Set task:
Go through the records and show each line where the word "will" occurs.

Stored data
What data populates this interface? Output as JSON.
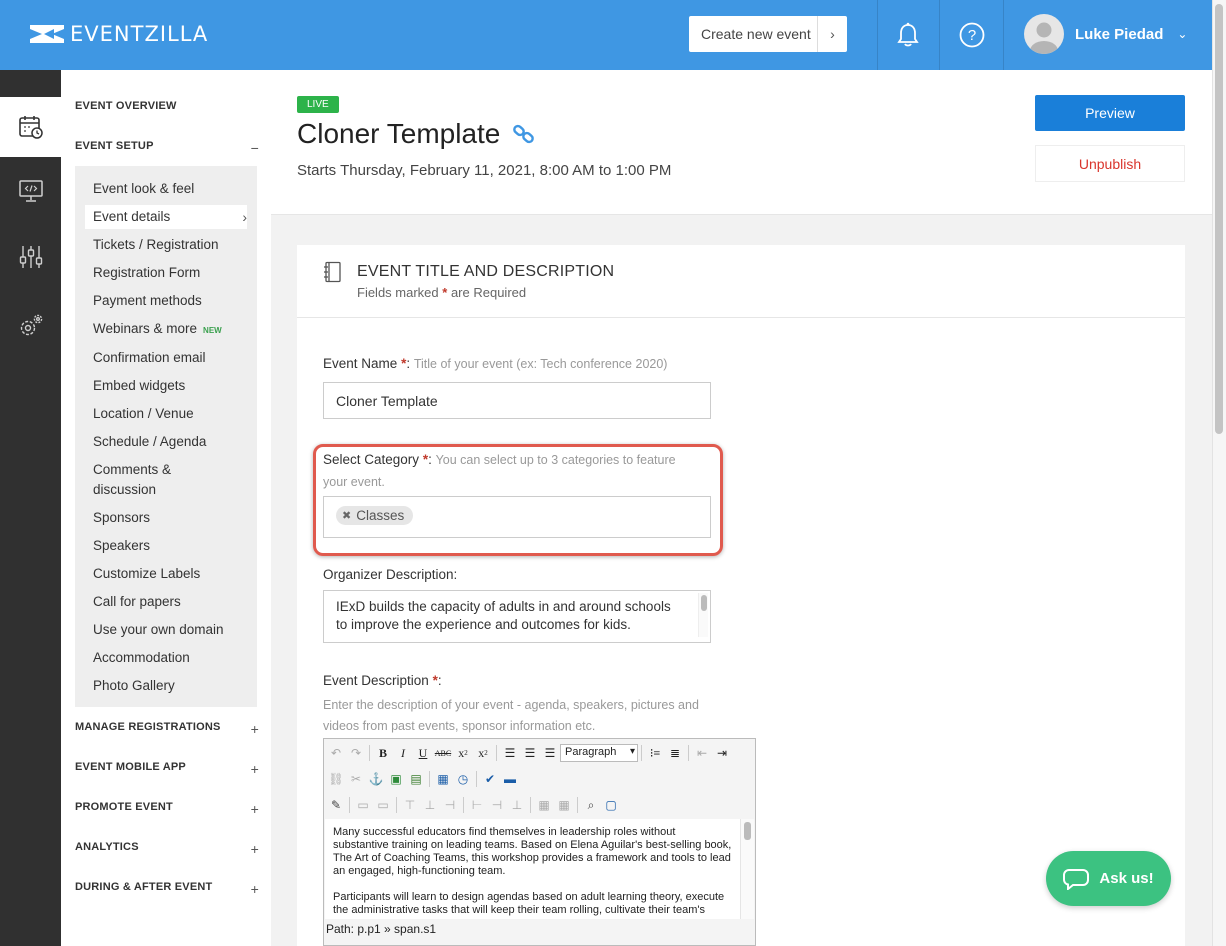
{
  "brand": {
    "logo_text": "EVENTZILLA",
    "primary_color": "#3f97e3"
  },
  "topbar": {
    "create_label": "Create new event",
    "user_name": "Luke Piedad"
  },
  "rail": {
    "items": [
      {
        "icon": "calendar-icon",
        "active": true
      },
      {
        "icon": "monitor-code-icon",
        "active": false
      },
      {
        "icon": "sliders-icon",
        "active": false
      },
      {
        "icon": "gears-icon",
        "active": false
      }
    ]
  },
  "sidebar": {
    "overview": "EVENT OVERVIEW",
    "setup": "EVENT SETUP",
    "setup_items": [
      "Event look & feel",
      "Event details",
      "Tickets / Registration",
      "Registration Form",
      "Payment methods",
      "Webinars & more",
      "Confirmation email",
      "Embed widgets",
      "Location / Venue",
      "Schedule / Agenda",
      "Comments &",
      "discussion",
      "Sponsors",
      "Speakers",
      "Customize Labels",
      "Call for papers",
      "Use your own domain",
      "Accommodation",
      "Photo Gallery"
    ],
    "new_badge": "NEW",
    "sections": [
      "MANAGE REGISTRATIONS",
      "EVENT MOBILE APP",
      "PROMOTE EVENT",
      "ANALYTICS",
      "DURING & AFTER EVENT"
    ]
  },
  "event": {
    "status": "LIVE",
    "title": "Cloner Template",
    "dates": "Starts Thursday, February 11, 2021, 8:00 AM to 1:00 PM",
    "preview_label": "Preview",
    "unpublish_label": "Unpublish"
  },
  "form": {
    "section_title": "EVENT TITLE AND DESCRIPTION",
    "fields_marked": "Fields marked",
    "are_required": "are Required",
    "name_label": "Event Name",
    "name_hint": "Title of your event (ex: Tech conference 2020)",
    "name_value": "Cloner Template",
    "category_label": "Select Category",
    "category_hint_1": "You can select up to 3 categories to feature",
    "category_hint_2": "your event.",
    "category_tag": "Classes",
    "organizer_label": "Organizer Description:",
    "organizer_text_1": "IExD builds the capacity of adults in and around schools",
    "organizer_text_2": "to improve the experience and outcomes for kids.",
    "description_label": "Event Description",
    "description_hint_1": "Enter the description of your event - agenda, speakers, pictures and",
    "description_hint_2": "videos from past events, sponsor information etc.",
    "editor_paragraph": "Paragraph",
    "editor_p1": [
      "Many successful educators find themselves in leadership roles without",
      "substantive training on leading teams. Based on Elena Aguilar's best-selling book,",
      "The Art of Coaching Teams, this workshop provides a framework and tools to lead",
      "an engaged, high-functioning team."
    ],
    "editor_p2": [
      "Participants will learn to design agendas based on adult learning theory, execute",
      "the administrative tasks that will keep their team rolling, cultivate their team's"
    ],
    "editor_path": "Path: p.p1 » span.s1"
  },
  "chat": {
    "label": "Ask us!"
  }
}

Response to the task:
      "Participants will learn to design agendas based on adult learning theory, execute",
      "the administrative tasks that will keep their team rolling, cultivate their team's"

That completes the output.